**Problem:** Select from the data all lines with the word "JSON".

>> Begin

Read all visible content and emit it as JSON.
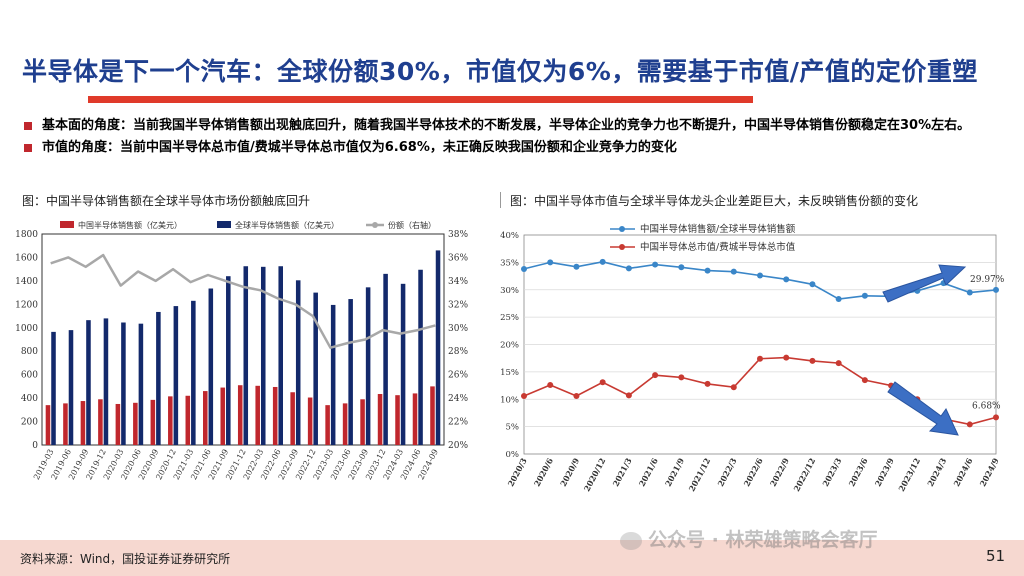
{
  "title": "半导体是下一个汽车：全球份额30%，市值仅为6%，需要基于市值/产值的定价重塑",
  "bullets": [
    "基本面的角度：当前我国半导体销售额出现触底回升，随着我国半导体技术的不断发展，半导体企业的竞争力也不断提升，中国半导体销售份额稳定在30%左右。",
    "市值的角度：当前中国半导体总市值/费城半导体总市值仅为6.68%，未正确反映我国份额和企业竞争力的变化"
  ],
  "captions": {
    "left": "图：中国半导体销售额在全球半导体市场份额触底回升",
    "right": "图：中国半导体市值与全球半导体龙头企业差距巨大，未反映销售份额的变化"
  },
  "footer": {
    "source": "资料来源：Wind，国投证券证券研究所",
    "page": "51",
    "watermark": "公众号 · 林荣雄策略会客厅"
  },
  "colors": {
    "title": "#1f3f8f",
    "accent": "#e03a2a",
    "china_bar": "#c0272d",
    "global_bar": "#13296b",
    "share_line": "#a8a8a8",
    "blue_line": "#3a86c8",
    "red_line": "#c83a32",
    "arrow": "#3c6fc4"
  },
  "chart_data": [
    {
      "type": "bar",
      "legend": [
        "中国半导体销售额（亿美元）",
        "全球半导体销售额（亿美元）",
        "份额（右轴）"
      ],
      "categories": [
        "2019-03",
        "2019-06",
        "2019-09",
        "2019-12",
        "2020-03",
        "2020-06",
        "2020-09",
        "2020-12",
        "2021-03",
        "2021-06",
        "2021-09",
        "2021-12",
        "2022-03",
        "2022-06",
        "2022-09",
        "2022-12",
        "2023-03",
        "2023-06",
        "2023-09",
        "2023-12",
        "2024-03",
        "2024-06",
        "2024-09"
      ],
      "series": [
        {
          "name": "中国半导体销售额（亿美元）",
          "axis": "left",
          "values": [
            340,
            355,
            375,
            390,
            350,
            360,
            385,
            415,
            420,
            460,
            490,
            510,
            505,
            495,
            450,
            405,
            340,
            355,
            390,
            435,
            425,
            440,
            500
          ]
        },
        {
          "name": "全球半导体销售额（亿美元）",
          "axis": "left",
          "values": [
            965,
            980,
            1065,
            1080,
            1045,
            1035,
            1135,
            1185,
            1230,
            1335,
            1440,
            1525,
            1520,
            1525,
            1405,
            1300,
            1195,
            1245,
            1345,
            1460,
            1375,
            1495,
            1660
          ]
        },
        {
          "name": "份额（右轴）",
          "axis": "right",
          "type": "line",
          "values": [
            35.5,
            36.0,
            35.2,
            36.2,
            33.6,
            34.8,
            34.0,
            35.0,
            33.9,
            34.5,
            34.0,
            33.5,
            33.2,
            32.5,
            32.0,
            31.0,
            28.3,
            28.7,
            29.0,
            29.8,
            29.5,
            29.8,
            30.2
          ]
        }
      ],
      "ylim_left": [
        0,
        1800
      ],
      "left_ticks": [
        0,
        200,
        400,
        600,
        800,
        1000,
        1200,
        1400,
        1600,
        1800
      ],
      "ylim_right": [
        20,
        38
      ],
      "right_ticks": [
        "20%",
        "22%",
        "24%",
        "26%",
        "28%",
        "30%",
        "32%",
        "34%",
        "36%",
        "38%"
      ]
    },
    {
      "type": "line",
      "legend": [
        "中国半导体销售额/全球半导体销售额",
        "中国半导体总市值/费城半导体总市值"
      ],
      "x": [
        "2020/3",
        "2020/6",
        "2020/9",
        "2020/12",
        "2021/3",
        "2021/6",
        "2021/9",
        "2021/12",
        "2022/3",
        "2022/6",
        "2022/9",
        "2022/12",
        "2023/3",
        "2023/6",
        "2023/9",
        "2023/12",
        "2024/3",
        "2024/6",
        "2024/9"
      ],
      "series": [
        {
          "name": "中国半导体销售额/全球半导体销售额",
          "values": [
            33.8,
            35.0,
            34.2,
            35.1,
            33.9,
            34.6,
            34.1,
            33.5,
            33.3,
            32.6,
            31.9,
            31.0,
            28.3,
            28.9,
            28.8,
            29.8,
            31.2,
            29.5,
            29.97
          ]
        },
        {
          "name": "中国半导体总市值/费城半导体总市值",
          "values": [
            10.6,
            12.6,
            10.6,
            13.1,
            10.7,
            14.4,
            14.0,
            12.8,
            12.2,
            17.4,
            17.6,
            17.0,
            16.6,
            13.5,
            12.5,
            10.0,
            6.4,
            5.4,
            6.68
          ]
        }
      ],
      "ylim": [
        0,
        40
      ],
      "yticks": [
        "0%",
        "5%",
        "10%",
        "15%",
        "20%",
        "25%",
        "30%",
        "35%",
        "40%"
      ],
      "annotations": [
        "29.97%",
        "6.68%"
      ]
    }
  ]
}
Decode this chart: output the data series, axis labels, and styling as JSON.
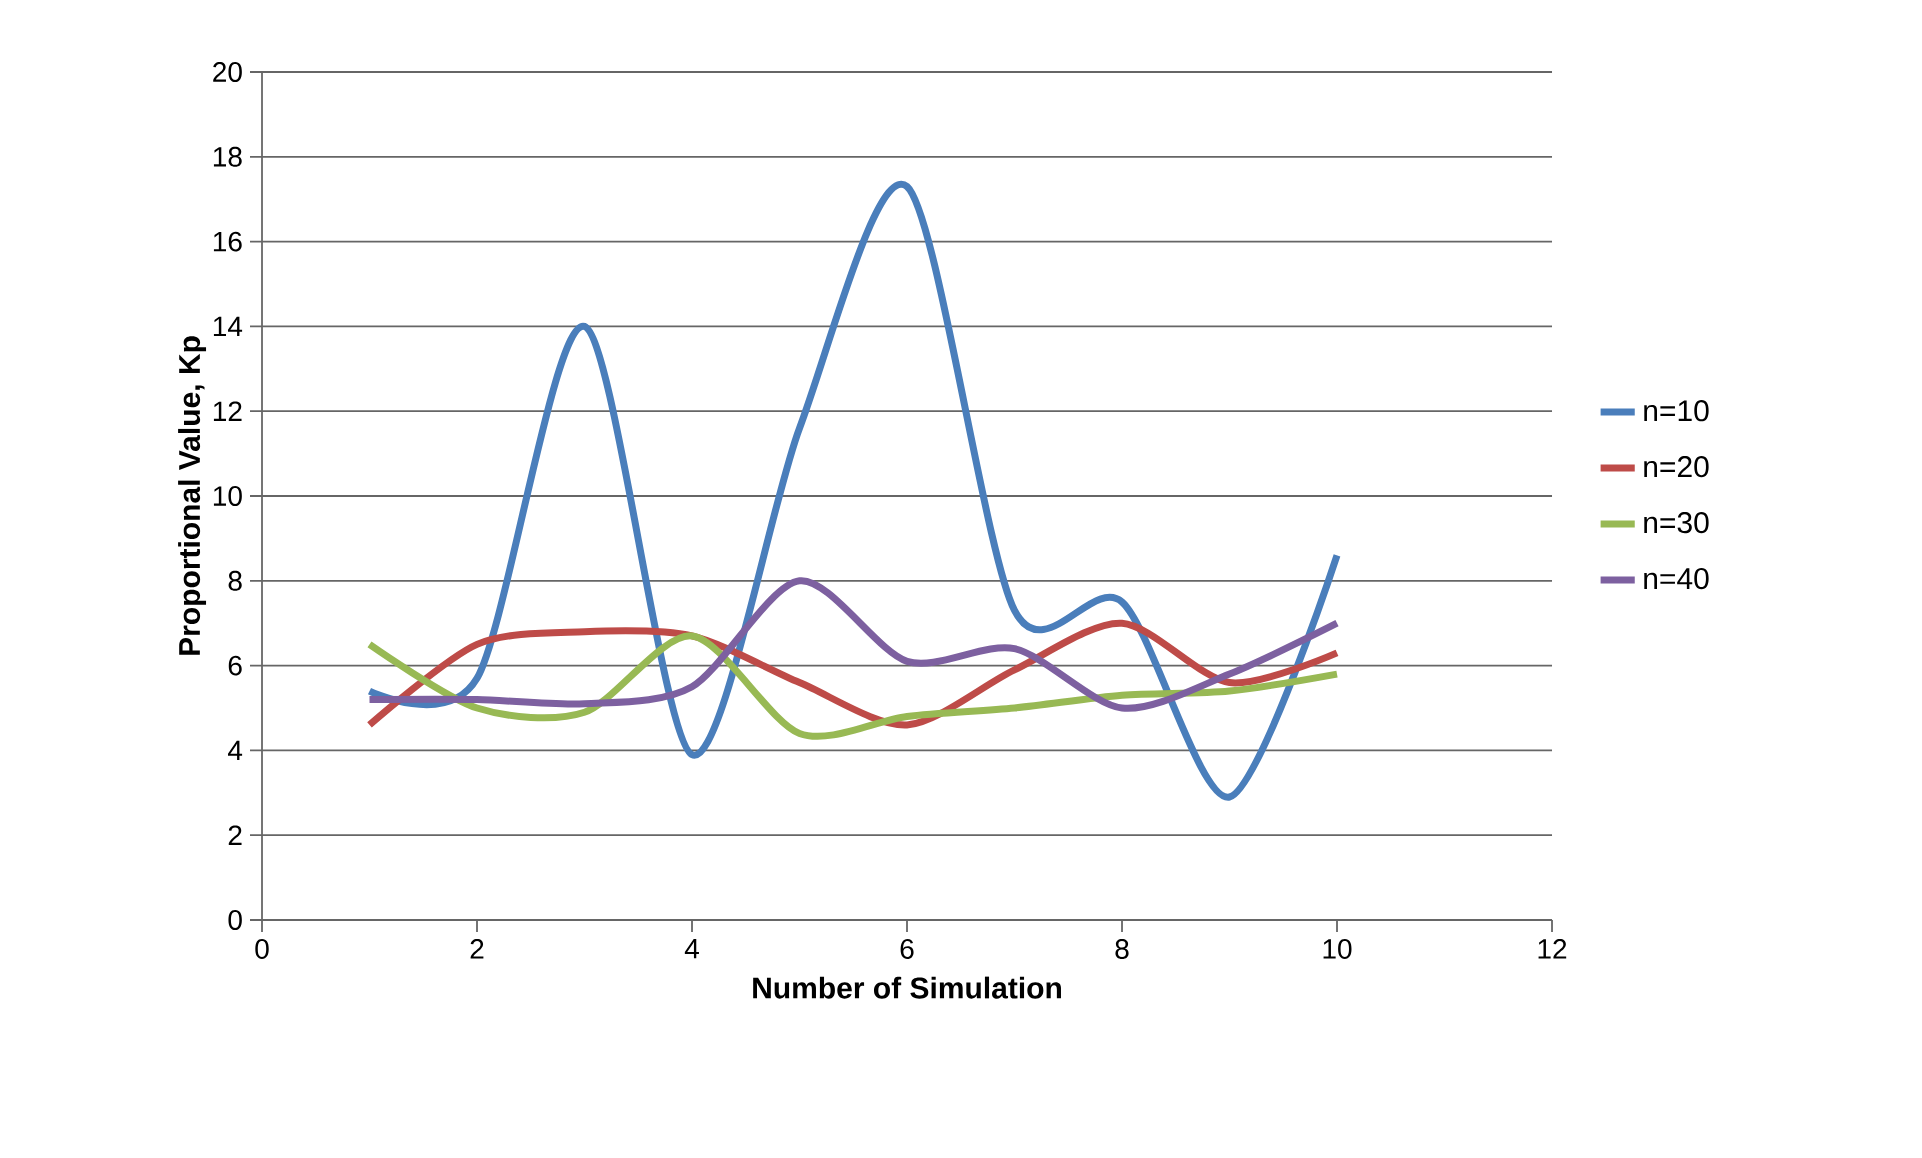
{
  "chart_data": {
    "type": "line",
    "xlabel": "Number of Simulation",
    "ylabel": "Proportional Value, Kp",
    "x": [
      1,
      2,
      3,
      4,
      5,
      6,
      7,
      8,
      9,
      10
    ],
    "series": [
      {
        "name": "n=10",
        "color": "#4a7ebb",
        "values": [
          5.4,
          5.7,
          14.0,
          3.9,
          11.6,
          17.3,
          7.3,
          7.5,
          2.9,
          8.6
        ]
      },
      {
        "name": "n=20",
        "color": "#be4b48",
        "values": [
          4.6,
          6.5,
          6.8,
          6.7,
          5.6,
          4.6,
          5.9,
          7.0,
          5.6,
          6.3
        ]
      },
      {
        "name": "n=30",
        "color": "#98b954",
        "values": [
          6.5,
          5.0,
          4.9,
          6.7,
          4.4,
          4.8,
          5.0,
          5.3,
          5.4,
          5.8
        ]
      },
      {
        "name": "n=40",
        "color": "#7d60a0",
        "values": [
          5.2,
          5.2,
          5.1,
          5.5,
          8.0,
          6.1,
          6.4,
          5.0,
          5.8,
          7.0
        ]
      }
    ],
    "xlim": [
      0,
      12
    ],
    "xticks": [
      0,
      2,
      4,
      6,
      8,
      10,
      12
    ],
    "ylim": [
      0,
      20
    ],
    "yticks": [
      0,
      2,
      4,
      6,
      8,
      10,
      12,
      14,
      16,
      18,
      20
    ],
    "grid": "y",
    "legend": "right",
    "marker": "none",
    "line_style": "solid"
  }
}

>> End

**Reply:**
Read all visible content and emit it as JSON.
Decode this chart: output the data series, axis labels, and styling as JSON.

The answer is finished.